»»

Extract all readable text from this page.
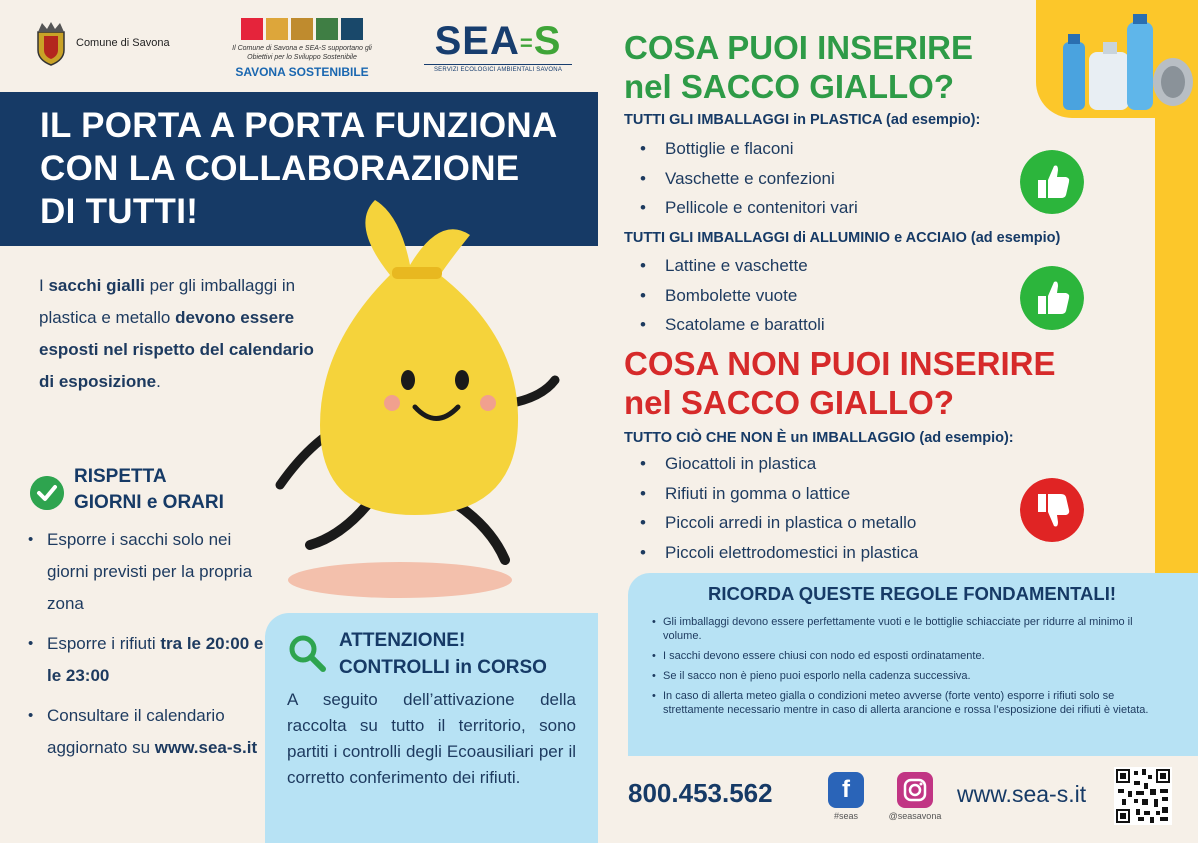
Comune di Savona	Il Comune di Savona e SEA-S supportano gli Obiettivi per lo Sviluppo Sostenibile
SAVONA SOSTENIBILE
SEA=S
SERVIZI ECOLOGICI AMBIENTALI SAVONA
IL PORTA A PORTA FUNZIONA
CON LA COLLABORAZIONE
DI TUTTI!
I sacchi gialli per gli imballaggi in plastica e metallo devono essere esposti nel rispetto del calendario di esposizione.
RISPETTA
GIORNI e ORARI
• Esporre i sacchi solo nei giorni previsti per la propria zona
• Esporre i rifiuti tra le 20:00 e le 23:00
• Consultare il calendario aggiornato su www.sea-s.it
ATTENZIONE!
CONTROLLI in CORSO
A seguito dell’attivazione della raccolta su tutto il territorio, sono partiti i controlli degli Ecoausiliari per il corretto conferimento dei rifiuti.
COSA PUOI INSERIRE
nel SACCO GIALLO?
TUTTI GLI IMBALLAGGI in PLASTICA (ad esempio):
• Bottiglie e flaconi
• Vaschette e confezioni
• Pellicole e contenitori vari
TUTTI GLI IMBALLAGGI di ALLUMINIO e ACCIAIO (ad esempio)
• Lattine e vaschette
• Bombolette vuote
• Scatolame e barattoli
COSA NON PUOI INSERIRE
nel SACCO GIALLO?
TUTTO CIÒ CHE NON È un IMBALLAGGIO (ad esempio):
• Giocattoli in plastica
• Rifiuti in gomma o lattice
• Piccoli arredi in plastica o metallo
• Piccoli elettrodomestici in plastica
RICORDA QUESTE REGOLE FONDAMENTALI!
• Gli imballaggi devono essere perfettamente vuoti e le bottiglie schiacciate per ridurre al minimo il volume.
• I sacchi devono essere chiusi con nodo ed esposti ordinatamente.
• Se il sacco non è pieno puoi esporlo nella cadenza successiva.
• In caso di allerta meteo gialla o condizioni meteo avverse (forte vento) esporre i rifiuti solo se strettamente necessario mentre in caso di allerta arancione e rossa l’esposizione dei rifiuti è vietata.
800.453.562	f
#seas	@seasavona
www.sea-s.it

««

__Written problem__. Restate the listing above word for word, and skip the pictures.

__The response__.
Extract all readable text from this page.
Comune di Savona	Il Comune di Savona e SEA-S supportano gli Obiettivi per lo Sviluppo Sostenibile
SAVONA SOSTENIBILE
SEA=S
SERVIZI ECOLOGICI AMBIENTALI SAVONA
IL PORTA A PORTA FUNZIONA
CON LA COLLABORAZIONE
DI TUTTI!
I sacchi gialli per gli imballaggi in plastica e metallo devono essere esposti nel rispetto del calendario di esposizione.
RISPETTA
GIORNI e ORARI
• Esporre i sacchi solo nei giorni previsti per la propria zona
• Esporre i rifiuti tra le 20:00 e le 23:00
• Consultare il calendario aggiornato su www.sea-s.it
ATTENZIONE!
CONTROLLI in CORSO
A seguito dell’attivazione della raccolta su tutto il territorio, sono partiti i controlli degli Ecoausiliari per il corretto conferimento dei rifiuti.
COSA PUOI INSERIRE
nel SACCO GIALLO?
TUTTI GLI IMBALLAGGI in PLASTICA (ad esempio):
• Bottiglie e flaconi
• Vaschette e confezioni
• Pellicole e contenitori vari
TUTTI GLI IMBALLAGGI di ALLUMINIO e ACCIAIO (ad esempio)
• Lattine e vaschette
• Bombolette vuote
• Scatolame e barattoli
COSA NON PUOI INSERIRE
nel SACCO GIALLO?
TUTTO CIÒ CHE NON È un IMBALLAGGIO (ad esempio):
• Giocattoli in plastica
• Rifiuti in gomma o lattice
• Piccoli arredi in plastica o metallo
• Piccoli elettrodomestici in plastica
RICORDA QUESTE REGOLE FONDAMENTALI!
• Gli imballaggi devono essere perfettamente vuoti e le bottiglie schiacciate per ridurre al minimo il volume.
• I sacchi devono essere chiusi con nodo ed esposti ordinatamente.
• Se il sacco non è pieno puoi esporlo nella cadenza successiva.
• In caso di allerta meteo gialla o condizioni meteo avverse (forte vento) esporre i rifiuti solo se strettamente necessario mentre in caso di allerta arancione e rossa l’esposizione dei rifiuti è vietata.
800.453.562	f
#seas	@seasavona
www.sea-s.it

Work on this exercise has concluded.